Repeat all of the material exactly as given.
━━━ WORKING DATA
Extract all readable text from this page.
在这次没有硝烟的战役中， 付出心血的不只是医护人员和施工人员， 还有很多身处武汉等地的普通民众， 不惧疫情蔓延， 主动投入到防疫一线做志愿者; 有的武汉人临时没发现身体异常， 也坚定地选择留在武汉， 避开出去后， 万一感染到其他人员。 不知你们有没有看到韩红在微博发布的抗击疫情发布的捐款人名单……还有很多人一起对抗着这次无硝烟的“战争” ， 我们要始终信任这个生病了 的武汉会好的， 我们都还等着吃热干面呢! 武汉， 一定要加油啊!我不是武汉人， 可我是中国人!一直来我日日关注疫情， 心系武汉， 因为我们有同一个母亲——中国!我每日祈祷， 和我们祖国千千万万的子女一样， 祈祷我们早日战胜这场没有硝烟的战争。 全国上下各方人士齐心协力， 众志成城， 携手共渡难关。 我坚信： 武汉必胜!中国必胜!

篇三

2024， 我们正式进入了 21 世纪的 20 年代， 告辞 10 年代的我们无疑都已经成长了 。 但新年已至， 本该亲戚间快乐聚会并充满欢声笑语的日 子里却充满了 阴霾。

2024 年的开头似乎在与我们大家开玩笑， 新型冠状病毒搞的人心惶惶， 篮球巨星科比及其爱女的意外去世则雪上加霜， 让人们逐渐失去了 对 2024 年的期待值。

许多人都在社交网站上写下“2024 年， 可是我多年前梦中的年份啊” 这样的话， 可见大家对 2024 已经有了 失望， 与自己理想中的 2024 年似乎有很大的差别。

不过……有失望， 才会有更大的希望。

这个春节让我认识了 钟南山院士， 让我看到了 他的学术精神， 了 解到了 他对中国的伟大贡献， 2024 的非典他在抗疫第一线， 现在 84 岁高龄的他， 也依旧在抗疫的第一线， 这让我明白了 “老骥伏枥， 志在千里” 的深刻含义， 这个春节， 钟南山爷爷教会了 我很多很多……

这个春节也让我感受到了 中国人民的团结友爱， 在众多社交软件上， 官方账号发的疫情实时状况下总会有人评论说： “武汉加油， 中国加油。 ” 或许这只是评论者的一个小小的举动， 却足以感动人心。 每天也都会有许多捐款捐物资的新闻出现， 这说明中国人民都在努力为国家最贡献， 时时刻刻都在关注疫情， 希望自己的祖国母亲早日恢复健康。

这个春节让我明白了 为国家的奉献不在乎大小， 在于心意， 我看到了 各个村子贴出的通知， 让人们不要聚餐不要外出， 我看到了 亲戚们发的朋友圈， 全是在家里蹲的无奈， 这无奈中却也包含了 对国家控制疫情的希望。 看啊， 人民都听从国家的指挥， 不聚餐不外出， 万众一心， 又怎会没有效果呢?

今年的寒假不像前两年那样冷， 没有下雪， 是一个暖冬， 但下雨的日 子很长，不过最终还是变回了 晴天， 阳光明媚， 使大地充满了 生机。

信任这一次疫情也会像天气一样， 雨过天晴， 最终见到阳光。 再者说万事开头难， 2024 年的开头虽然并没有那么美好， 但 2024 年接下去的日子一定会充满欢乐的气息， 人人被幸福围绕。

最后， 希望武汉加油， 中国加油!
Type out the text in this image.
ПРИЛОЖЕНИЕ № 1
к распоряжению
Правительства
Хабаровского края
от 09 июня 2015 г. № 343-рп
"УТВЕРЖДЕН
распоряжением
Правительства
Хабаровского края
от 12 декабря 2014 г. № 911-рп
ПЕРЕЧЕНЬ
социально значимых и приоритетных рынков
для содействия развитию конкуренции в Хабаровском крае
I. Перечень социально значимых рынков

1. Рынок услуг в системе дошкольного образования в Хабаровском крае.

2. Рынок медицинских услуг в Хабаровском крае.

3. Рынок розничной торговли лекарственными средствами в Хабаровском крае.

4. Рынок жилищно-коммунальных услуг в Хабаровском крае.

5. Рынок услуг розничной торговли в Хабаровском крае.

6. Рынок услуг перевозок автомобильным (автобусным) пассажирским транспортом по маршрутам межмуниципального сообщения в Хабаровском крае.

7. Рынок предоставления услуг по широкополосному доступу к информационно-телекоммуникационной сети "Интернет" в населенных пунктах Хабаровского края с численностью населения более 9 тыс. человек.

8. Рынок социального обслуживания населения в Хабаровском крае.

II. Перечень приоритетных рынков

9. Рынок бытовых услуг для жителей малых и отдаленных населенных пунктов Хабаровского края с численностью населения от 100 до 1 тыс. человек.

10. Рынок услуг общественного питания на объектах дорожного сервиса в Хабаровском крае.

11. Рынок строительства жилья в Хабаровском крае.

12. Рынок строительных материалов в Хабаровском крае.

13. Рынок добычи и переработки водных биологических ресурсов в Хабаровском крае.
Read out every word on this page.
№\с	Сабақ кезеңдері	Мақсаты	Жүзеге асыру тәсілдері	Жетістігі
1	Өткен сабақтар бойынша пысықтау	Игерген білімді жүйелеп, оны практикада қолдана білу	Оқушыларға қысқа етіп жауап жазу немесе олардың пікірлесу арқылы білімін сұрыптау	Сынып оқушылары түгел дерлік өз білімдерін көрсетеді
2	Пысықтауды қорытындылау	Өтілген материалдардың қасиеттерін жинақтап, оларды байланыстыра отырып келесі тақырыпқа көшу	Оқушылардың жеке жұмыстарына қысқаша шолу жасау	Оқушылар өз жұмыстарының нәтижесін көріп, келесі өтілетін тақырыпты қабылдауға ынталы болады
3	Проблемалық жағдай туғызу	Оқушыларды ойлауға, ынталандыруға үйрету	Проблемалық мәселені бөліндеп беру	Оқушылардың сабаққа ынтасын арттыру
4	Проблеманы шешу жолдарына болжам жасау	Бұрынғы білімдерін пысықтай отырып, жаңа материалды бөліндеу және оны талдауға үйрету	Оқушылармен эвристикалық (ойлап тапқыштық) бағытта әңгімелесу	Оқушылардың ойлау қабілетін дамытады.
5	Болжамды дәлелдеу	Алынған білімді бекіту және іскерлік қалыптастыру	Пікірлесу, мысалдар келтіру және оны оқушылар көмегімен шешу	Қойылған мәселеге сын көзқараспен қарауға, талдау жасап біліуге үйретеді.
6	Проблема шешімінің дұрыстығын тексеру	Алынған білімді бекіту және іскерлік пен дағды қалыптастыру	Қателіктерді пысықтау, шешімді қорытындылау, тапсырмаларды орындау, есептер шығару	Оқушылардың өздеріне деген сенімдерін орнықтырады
━━━━━━
▸ **TASK ANSWER**
Extract all readable text from this page.
在这次没有硝烟的战役中， 付出心血的不只是医护人员和施工人员， 还有很多身处武汉等地的普通民众， 不惧疫情蔓延， 主动投入到防疫一线做志愿者; 有的武汉人临时没发现身体异常， 也坚定地选择留在武汉， 避开出去后， 万一感染到其他人员。 不知你们有没有看到韩红在微博发布的抗击疫情发布的捐款人名单……还有很多人一起对抗着这次无硝烟的“战争” ， 我们要始终信任这个生病了 的武汉会好的， 我们都还等着吃热干面呢! 武汉， 一定要加油啊!我不是武汉人， 可我是中国人!一直来我日日关注疫情， 心系武汉， 因为我们有同一个母亲——中国!我每日祈祷， 和我们祖国千千万万的子女一样， 祈祷我们早日战胜这场没有硝烟的战争。 全国上下各方人士齐心协力， 众志成城， 携手共渡难关。 我坚信： 武汉必胜!中国必胜!

篇三

2024， 我们正式进入了 21 世纪的 20 年代， 告辞 10 年代的我们无疑都已经成长了 。 但新年已至， 本该亲戚间快乐聚会并充满欢声笑语的日 子里却充满了 阴霾。

2024 年的开头似乎在与我们大家开玩笑， 新型冠状病毒搞的人心惶惶， 篮球巨星科比及其爱女的意外去世则雪上加霜， 让人们逐渐失去了 对 2024 年的期待值。

许多人都在社交网站上写下“2024 年， 可是我多年前梦中的年份啊” 这样的话， 可见大家对 2024 已经有了 失望， 与自己理想中的 2024 年似乎有很大的差别。

不过……有失望， 才会有更大的希望。

这个春节让我认识了 钟南山院士， 让我看到了 他的学术精神， 了 解到了 他对中国的伟大贡献， 2024 的非典他在抗疫第一线， 现在 84 岁高龄的他， 也依旧在抗疫的第一线， 这让我明白了 “老骥伏枥， 志在千里” 的深刻含义， 这个春节， 钟南山爷爷教会了 我很多很多……

这个春节也让我感受到了 中国人民的团结友爱， 在众多社交软件上， 官方账号发的疫情实时状况下总会有人评论说： “武汉加油， 中国加油。 ” 或许这只是评论者的一个小小的举动， 却足以感动人心。 每天也都会有许多捐款捐物资的新闻出现， 这说明中国人民都在努力为国家最贡献， 时时刻刻都在关注疫情， 希望自己的祖国母亲早日恢复健康。

这个春节让我明白了 为国家的奉献不在乎大小， 在于心意， 我看到了 各个村子贴出的通知， 让人们不要聚餐不要外出， 我看到了 亲戚们发的朋友圈， 全是在家里蹲的无奈， 这无奈中却也包含了 对国家控制疫情的希望。 看啊， 人民都听从国家的指挥， 不聚餐不外出， 万众一心， 又怎会没有效果呢?

今年的寒假不像前两年那样冷， 没有下雪， 是一个暖冬， 但下雨的日 子很长，不过最终还是变回了 晴天， 阳光明媚， 使大地充满了 生机。

信任这一次疫情也会像天气一样， 雨过天晴， 最终见到阳光。 再者说万事开头难， 2024 年的开头虽然并没有那么美好， 但 2024 年接下去的日子一定会充满欢乐的气息， 人人被幸福围绕。

最后， 希望武汉加油， 中国加油!
Type out the text in this image.
ПРИЛОЖЕНИЕ № 1
к распоряжению
Правительства
Хабаровского края
от 09 июня 2015 г. № 343-рп
"УТВЕРЖДЕН
распоряжением
Правительства
Хабаровского края
от 12 декабря 2014 г. № 911-рп
ПЕРЕЧЕНЬ
социально значимых и приоритетных рынков
для содействия развитию конкуренции в Хабаровском крае
I. Перечень социально значимых рынков

1. Рынок услуг в системе дошкольного образования в Хабаровском крае.

2. Рынок медицинских услуг в Хабаровском крае.

3. Рынок розничной торговли лекарственными средствами в Хабаровском крае.

4. Рынок жилищно-коммунальных услуг в Хабаровском крае.

5. Рынок услуг розничной торговли в Хабаровском крае.

6. Рынок услуг перевозок автомобильным (автобусным) пассажирским транспортом по маршрутам межмуниципального сообщения в Хабаровском крае.

7. Рынок предоставления услуг по широкополосному доступу к информационно-телекоммуникационной сети "Интернет" в населенных пунктах Хабаровского края с численностью населения более 9 тыс. человек.

8. Рынок социального обслуживания населения в Хабаровском крае.

II. Перечень приоритетных рынков

9. Рынок бытовых услуг для жителей малых и отдаленных населенных пунктов Хабаровского края с численностью населения от 100 до 1 тыс. человек.

10. Рынок услуг общественного питания на объектах дорожного сервиса в Хабаровском крае.

11. Рынок строительства жилья в Хабаровском крае.

12. Рынок строительных материалов в Хабаровском крае.

13. Рынок добычи и переработки водных биологических ресурсов в Хабаровском крае.
Read out every word on this page.
№\с	Сабақ кезеңдері	Мақсаты	Жүзеге асыру тәсілдері	Жетістігі
1	Өткен сабақтар бойынша пысықтау	Игерген білімді жүйелеп, оны практикада қолдана білу	Оқушыларға қысқа етіп жауап жазу немесе олардың пікірлесу арқылы білімін сұрыптау	Сынып оқушылары түгел дерлік өз білімдерін көрсетеді
2	Пысықтауды қорытындылау	Өтілген материалдардың қасиеттерін жинақтап, оларды байланыстыра отырып келесі тақырыпқа көшу	Оқушылардың жеке жұмыстарына қысқаша шолу жасау	Оқушылар өз жұмыстарының нәтижесін көріп, келесі өтілетін тақырыпты қабылдауға ынталы болады
3	Проблемалық жағдай туғызу	Оқушыларды ойлауға, ынталандыруға үйрету	Проблемалық мәселені бөліндеп беру	Оқушылардың сабаққа ынтасын арттыру
4	Проблеманы шешу жолдарына болжам жасау	Бұрынғы білімдерін пысықтай отырып, жаңа материалды бөліндеу және оны талдауға үйрету	Оқушылармен эвристикалық (ойлап тапқыштық) бағытта әңгімелесу	Оқушылардың ойлау қабілетін дамытады.
5	Болжамды дәлелдеу	Алынған білімді бекіту және іскерлік қалыптастыру	Пікірлесу, мысалдар келтіру және оны оқушылар көмегімен шешу	Қойылған мәселеге сын көзқараспен қарауға, талдау жасап біліуге үйретеді.
6	Проблема шешімінің дұрыстығын тексеру	Алынған білімді бекіту және іскерлік пен дағды қалыптастыру	Қателіктерді пысықтау, шешімді қорытындылау, тапсырмаларды орындау, есептер шығару	Оқушылардың өздеріне деген сенімдерін орнықтырады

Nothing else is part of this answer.